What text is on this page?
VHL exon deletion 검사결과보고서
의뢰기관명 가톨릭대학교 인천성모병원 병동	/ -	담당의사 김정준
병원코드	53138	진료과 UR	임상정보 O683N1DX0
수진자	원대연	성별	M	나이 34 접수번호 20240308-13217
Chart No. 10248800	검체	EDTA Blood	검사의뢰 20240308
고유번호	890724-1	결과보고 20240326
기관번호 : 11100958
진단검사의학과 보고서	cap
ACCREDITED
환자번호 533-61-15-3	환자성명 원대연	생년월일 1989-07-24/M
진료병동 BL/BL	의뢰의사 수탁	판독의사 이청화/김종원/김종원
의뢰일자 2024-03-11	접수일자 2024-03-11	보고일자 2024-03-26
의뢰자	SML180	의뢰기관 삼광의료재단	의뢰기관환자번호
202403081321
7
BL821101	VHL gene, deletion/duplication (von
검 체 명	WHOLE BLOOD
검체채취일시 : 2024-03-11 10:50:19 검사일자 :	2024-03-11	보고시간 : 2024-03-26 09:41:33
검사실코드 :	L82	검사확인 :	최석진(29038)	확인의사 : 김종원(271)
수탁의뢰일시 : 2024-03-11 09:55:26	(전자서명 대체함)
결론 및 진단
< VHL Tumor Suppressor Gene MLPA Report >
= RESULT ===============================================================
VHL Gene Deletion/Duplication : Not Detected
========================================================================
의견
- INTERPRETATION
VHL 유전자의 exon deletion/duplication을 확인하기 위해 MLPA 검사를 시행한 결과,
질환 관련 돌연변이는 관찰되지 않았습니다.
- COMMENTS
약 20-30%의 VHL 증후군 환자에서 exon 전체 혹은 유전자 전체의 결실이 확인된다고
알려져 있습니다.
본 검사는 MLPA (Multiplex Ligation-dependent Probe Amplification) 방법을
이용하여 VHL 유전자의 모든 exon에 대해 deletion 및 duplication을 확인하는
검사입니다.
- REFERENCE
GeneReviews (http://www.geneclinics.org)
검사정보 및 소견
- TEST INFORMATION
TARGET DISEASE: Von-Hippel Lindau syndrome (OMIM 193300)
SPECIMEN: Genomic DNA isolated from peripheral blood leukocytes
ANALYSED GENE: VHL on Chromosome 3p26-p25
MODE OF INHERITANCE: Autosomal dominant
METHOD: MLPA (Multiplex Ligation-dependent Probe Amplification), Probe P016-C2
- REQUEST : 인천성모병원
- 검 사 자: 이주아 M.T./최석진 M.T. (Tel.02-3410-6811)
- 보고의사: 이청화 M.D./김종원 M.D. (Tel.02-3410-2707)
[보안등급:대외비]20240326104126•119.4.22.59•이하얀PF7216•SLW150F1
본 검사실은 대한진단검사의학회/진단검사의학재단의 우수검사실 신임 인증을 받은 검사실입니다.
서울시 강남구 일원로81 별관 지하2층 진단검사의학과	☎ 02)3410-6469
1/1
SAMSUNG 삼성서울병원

------------------------------------------------------------------------

- **Task**:
Each record must be output word for word.

- **Problem solution**:
What text is on this page?
VHL exon deletion 검사결과보고서
의뢰기관명 가톨릭대학교 인천성모병원 병동	/ -	담당의사 김정준
병원코드	53138	진료과 UR	임상정보 O683N1DX0
수진자	원대연	성별	M	나이 34 접수번호 20240308-13217
Chart No. 10248800	검체	EDTA Blood	검사의뢰 20240308
고유번호	890724-1	결과보고 20240326
기관번호 : 11100958
진단검사의학과 보고서	cap
ACCREDITED
환자번호 533-61-15-3	환자성명 원대연	생년월일 1989-07-24/M
진료병동 BL/BL	의뢰의사 수탁	판독의사 이청화/김종원/김종원
의뢰일자 2024-03-11	접수일자 2024-03-11	보고일자 2024-03-26
의뢰자	SML180	의뢰기관 삼광의료재단	의뢰기관환자번호
202403081321
7
BL821101	VHL gene, deletion/duplication (von
검 체 명	WHOLE BLOOD
검체채취일시 : 2024-03-11 10:50:19 검사일자 :	2024-03-11	보고시간 : 2024-03-26 09:41:33
검사실코드 :	L82	검사확인 :	최석진(29038)	확인의사 : 김종원(271)
수탁의뢰일시 : 2024-03-11 09:55:26	(전자서명 대체함)
결론 및 진단
< VHL Tumor Suppressor Gene MLPA Report >
= RESULT ===============================================================
VHL Gene Deletion/Duplication : Not Detected
========================================================================
의견
- INTERPRETATION
VHL 유전자의 exon deletion/duplication을 확인하기 위해 MLPA 검사를 시행한 결과,
질환 관련 돌연변이는 관찰되지 않았습니다.
- COMMENTS
약 20-30%의 VHL 증후군 환자에서 exon 전체 혹은 유전자 전체의 결실이 확인된다고
알려져 있습니다.
본 검사는 MLPA (Multiplex Ligation-dependent Probe Amplification) 방법을
이용하여 VHL 유전자의 모든 exon에 대해 deletion 및 duplication을 확인하는
검사입니다.
- REFERENCE
GeneReviews (http://www.geneclinics.org)
검사정보 및 소견
- TEST INFORMATION
TARGET DISEASE: Von-Hippel Lindau syndrome (OMIM 193300)
SPECIMEN: Genomic DNA isolated from peripheral blood leukocytes
ANALYSED GENE: VHL on Chromosome 3p26-p25
MODE OF INHERITANCE: Autosomal dominant
METHOD: MLPA (Multiplex Ligation-dependent Probe Amplification), Probe P016-C2
- REQUEST : 인천성모병원
- 검 사 자: 이주아 M.T./최석진 M.T. (Tel.02-3410-6811)
- 보고의사: 이청화 M.D./김종원 M.D. (Tel.02-3410-2707)
[보안등급:대외비]20240326104126•119.4.22.59•이하얀PF7216•SLW150F1
본 검사실은 대한진단검사의학회/진단검사의학재단의 우수검사실 신임 인증을 받은 검사실입니다.
서울시 강남구 일원로81 별관 지하2층 진단검사의학과	☎ 02)3410-6469
1/1
SAMSUNG 삼성서울병원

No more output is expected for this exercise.